[Dataset rows]
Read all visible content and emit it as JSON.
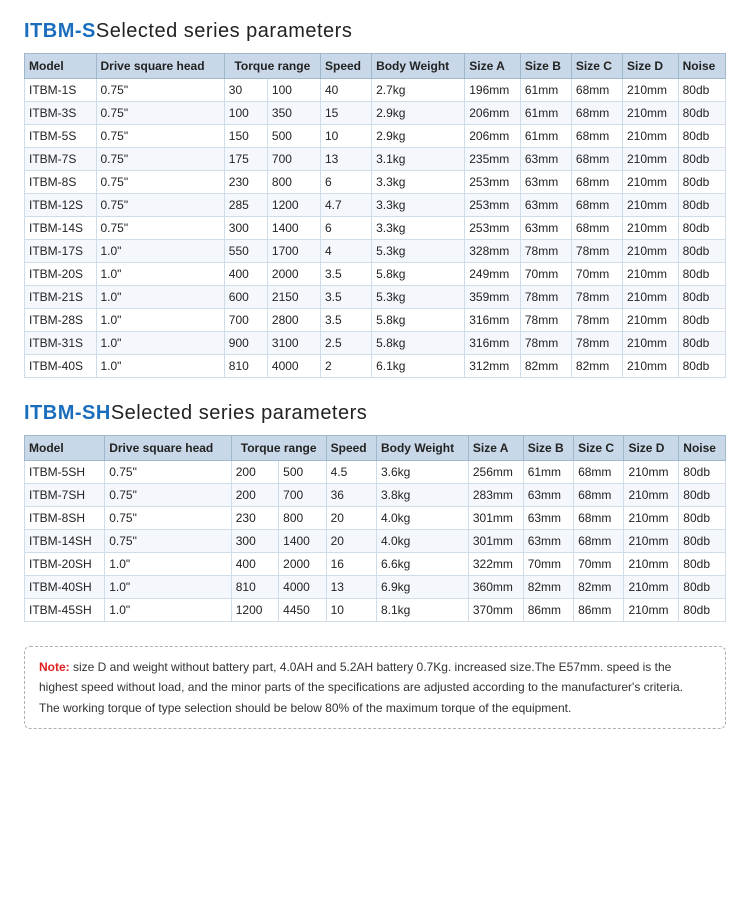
{
  "section1": {
    "title_colored": "ITBM-S",
    "title_normal": "Selected series parameters",
    "columns": [
      "Model",
      "Drive square head",
      "Torque range",
      "",
      "Speed",
      "Body Weight",
      "Size A",
      "Size B",
      "Size C",
      "Size D",
      "Noise"
    ],
    "columns_display": [
      "Model",
      "Drive square head",
      "Torque range",
      "Speed",
      "Body Weight",
      "Size A",
      "Size B",
      "Size C",
      "Size D",
      "Noise"
    ],
    "rows": [
      [
        "ITBM-1S",
        "0.75\"",
        "30",
        "100",
        "40",
        "2.7kg",
        "196mm",
        "61mm",
        "68mm",
        "210mm",
        "80db"
      ],
      [
        "ITBM-3S",
        "0.75\"",
        "100",
        "350",
        "15",
        "2.9kg",
        "206mm",
        "61mm",
        "68mm",
        "210mm",
        "80db"
      ],
      [
        "ITBM-5S",
        "0.75\"",
        "150",
        "500",
        "10",
        "2.9kg",
        "206mm",
        "61mm",
        "68mm",
        "210mm",
        "80db"
      ],
      [
        "ITBM-7S",
        "0.75\"",
        "175",
        "700",
        "13",
        "3.1kg",
        "235mm",
        "63mm",
        "68mm",
        "210mm",
        "80db"
      ],
      [
        "ITBM-8S",
        "0.75\"",
        "230",
        "800",
        "6",
        "3.3kg",
        "253mm",
        "63mm",
        "68mm",
        "210mm",
        "80db"
      ],
      [
        "ITBM-12S",
        "0.75\"",
        "285",
        "1200",
        "4.7",
        "3.3kg",
        "253mm",
        "63mm",
        "68mm",
        "210mm",
        "80db"
      ],
      [
        "ITBM-14S",
        "0.75\"",
        "300",
        "1400",
        "6",
        "3.3kg",
        "253mm",
        "63mm",
        "68mm",
        "210mm",
        "80db"
      ],
      [
        "ITBM-17S",
        "1.0\"",
        "550",
        "1700",
        "4",
        "5.3kg",
        "328mm",
        "78mm",
        "78mm",
        "210mm",
        "80db"
      ],
      [
        "ITBM-20S",
        "1.0\"",
        "400",
        "2000",
        "3.5",
        "5.8kg",
        "249mm",
        "70mm",
        "70mm",
        "210mm",
        "80db"
      ],
      [
        "ITBM-21S",
        "1.0\"",
        "600",
        "2150",
        "3.5",
        "5.3kg",
        "359mm",
        "78mm",
        "78mm",
        "210mm",
        "80db"
      ],
      [
        "ITBM-28S",
        "1.0\"",
        "700",
        "2800",
        "3.5",
        "5.8kg",
        "316mm",
        "78mm",
        "78mm",
        "210mm",
        "80db"
      ],
      [
        "ITBM-31S",
        "1.0\"",
        "900",
        "3100",
        "2.5",
        "5.8kg",
        "316mm",
        "78mm",
        "78mm",
        "210mm",
        "80db"
      ],
      [
        "ITBM-40S",
        "1.0\"",
        "810",
        "4000",
        "2",
        "6.1kg",
        "312mm",
        "82mm",
        "82mm",
        "210mm",
        "80db"
      ]
    ]
  },
  "section2": {
    "title_colored": "ITBM-SH",
    "title_normal": "Selected series parameters",
    "rows": [
      [
        "ITBM-5SH",
        "0.75\"",
        "200",
        "500",
        "4.5",
        "3.6kg",
        "256mm",
        "61mm",
        "68mm",
        "210mm",
        "80db"
      ],
      [
        "ITBM-7SH",
        "0.75\"",
        "200",
        "700",
        "36",
        "3.8kg",
        "283mm",
        "63mm",
        "68mm",
        "210mm",
        "80db"
      ],
      [
        "ITBM-8SH",
        "0.75\"",
        "230",
        "800",
        "20",
        "4.0kg",
        "301mm",
        "63mm",
        "68mm",
        "210mm",
        "80db"
      ],
      [
        "ITBM-14SH",
        "0.75\"",
        "300",
        "1400",
        "20",
        "4.0kg",
        "301mm",
        "63mm",
        "68mm",
        "210mm",
        "80db"
      ],
      [
        "ITBM-20SH",
        "1.0\"",
        "400",
        "2000",
        "16",
        "6.6kg",
        "322mm",
        "70mm",
        "70mm",
        "210mm",
        "80db"
      ],
      [
        "ITBM-40SH",
        "1.0\"",
        "810",
        "4000",
        "13",
        "6.9kg",
        "360mm",
        "82mm",
        "82mm",
        "210mm",
        "80db"
      ],
      [
        "ITBM-45SH",
        "1.0\"",
        "1200",
        "4450",
        "10",
        "8.1kg",
        "370mm",
        "86mm",
        "86mm",
        "210mm",
        "80db"
      ]
    ]
  },
  "note": {
    "label": "Note:",
    "text": " size D and weight without battery part, 4.0AH and 5.2AH battery 0.7Kg. increased size.The E57mm. speed is the highest speed without load, and the minor parts of the specifications are adjusted according to the manufacturer's criteria.\nThe working torque of type selection should be below 80% of the maximum torque of the equipment."
  }
}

◆ **Written task**
Reproduce the material in full, word for word, and omit the pictures.

◆ **Worked answer**
Read all visible content and emit it as JSON.
{
  "section1": {
    "title_colored": "ITBM-S",
    "title_normal": "Selected series parameters",
    "columns": [
      "Model",
      "Drive square head",
      "Torque range",
      "",
      "Speed",
      "Body Weight",
      "Size A",
      "Size B",
      "Size C",
      "Size D",
      "Noise"
    ],
    "columns_display": [
      "Model",
      "Drive square head",
      "Torque range",
      "Speed",
      "Body Weight",
      "Size A",
      "Size B",
      "Size C",
      "Size D",
      "Noise"
    ],
    "rows": [
      [
        "ITBM-1S",
        "0.75\"",
        "30",
        "100",
        "40",
        "2.7kg",
        "196mm",
        "61mm",
        "68mm",
        "210mm",
        "80db"
      ],
      [
        "ITBM-3S",
        "0.75\"",
        "100",
        "350",
        "15",
        "2.9kg",
        "206mm",
        "61mm",
        "68mm",
        "210mm",
        "80db"
      ],
      [
        "ITBM-5S",
        "0.75\"",
        "150",
        "500",
        "10",
        "2.9kg",
        "206mm",
        "61mm",
        "68mm",
        "210mm",
        "80db"
      ],
      [
        "ITBM-7S",
        "0.75\"",
        "175",
        "700",
        "13",
        "3.1kg",
        "235mm",
        "63mm",
        "68mm",
        "210mm",
        "80db"
      ],
      [
        "ITBM-8S",
        "0.75\"",
        "230",
        "800",
        "6",
        "3.3kg",
        "253mm",
        "63mm",
        "68mm",
        "210mm",
        "80db"
      ],
      [
        "ITBM-12S",
        "0.75\"",
        "285",
        "1200",
        "4.7",
        "3.3kg",
        "253mm",
        "63mm",
        "68mm",
        "210mm",
        "80db"
      ],
      [
        "ITBM-14S",
        "0.75\"",
        "300",
        "1400",
        "6",
        "3.3kg",
        "253mm",
        "63mm",
        "68mm",
        "210mm",
        "80db"
      ],
      [
        "ITBM-17S",
        "1.0\"",
        "550",
        "1700",
        "4",
        "5.3kg",
        "328mm",
        "78mm",
        "78mm",
        "210mm",
        "80db"
      ],
      [
        "ITBM-20S",
        "1.0\"",
        "400",
        "2000",
        "3.5",
        "5.8kg",
        "249mm",
        "70mm",
        "70mm",
        "210mm",
        "80db"
      ],
      [
        "ITBM-21S",
        "1.0\"",
        "600",
        "2150",
        "3.5",
        "5.3kg",
        "359mm",
        "78mm",
        "78mm",
        "210mm",
        "80db"
      ],
      [
        "ITBM-28S",
        "1.0\"",
        "700",
        "2800",
        "3.5",
        "5.8kg",
        "316mm",
        "78mm",
        "78mm",
        "210mm",
        "80db"
      ],
      [
        "ITBM-31S",
        "1.0\"",
        "900",
        "3100",
        "2.5",
        "5.8kg",
        "316mm",
        "78mm",
        "78mm",
        "210mm",
        "80db"
      ],
      [
        "ITBM-40S",
        "1.0\"",
        "810",
        "4000",
        "2",
        "6.1kg",
        "312mm",
        "82mm",
        "82mm",
        "210mm",
        "80db"
      ]
    ]
  },
  "section2": {
    "title_colored": "ITBM-SH",
    "title_normal": "Selected series parameters",
    "rows": [
      [
        "ITBM-5SH",
        "0.75\"",
        "200",
        "500",
        "4.5",
        "3.6kg",
        "256mm",
        "61mm",
        "68mm",
        "210mm",
        "80db"
      ],
      [
        "ITBM-7SH",
        "0.75\"",
        "200",
        "700",
        "36",
        "3.8kg",
        "283mm",
        "63mm",
        "68mm",
        "210mm",
        "80db"
      ],
      [
        "ITBM-8SH",
        "0.75\"",
        "230",
        "800",
        "20",
        "4.0kg",
        "301mm",
        "63mm",
        "68mm",
        "210mm",
        "80db"
      ],
      [
        "ITBM-14SH",
        "0.75\"",
        "300",
        "1400",
        "20",
        "4.0kg",
        "301mm",
        "63mm",
        "68mm",
        "210mm",
        "80db"
      ],
      [
        "ITBM-20SH",
        "1.0\"",
        "400",
        "2000",
        "16",
        "6.6kg",
        "322mm",
        "70mm",
        "70mm",
        "210mm",
        "80db"
      ],
      [
        "ITBM-40SH",
        "1.0\"",
        "810",
        "4000",
        "13",
        "6.9kg",
        "360mm",
        "82mm",
        "82mm",
        "210mm",
        "80db"
      ],
      [
        "ITBM-45SH",
        "1.0\"",
        "1200",
        "4450",
        "10",
        "8.1kg",
        "370mm",
        "86mm",
        "86mm",
        "210mm",
        "80db"
      ]
    ]
  },
  "note": {
    "label": "Note:",
    "text": " size D and weight without battery part, 4.0AH and 5.2AH battery 0.7Kg. increased size.The E57mm. speed is the highest speed without load, and the minor parts of the specifications are adjusted according to the manufacturer's criteria.\nThe working torque of type selection should be below 80% of the maximum torque of the equipment."
  }
}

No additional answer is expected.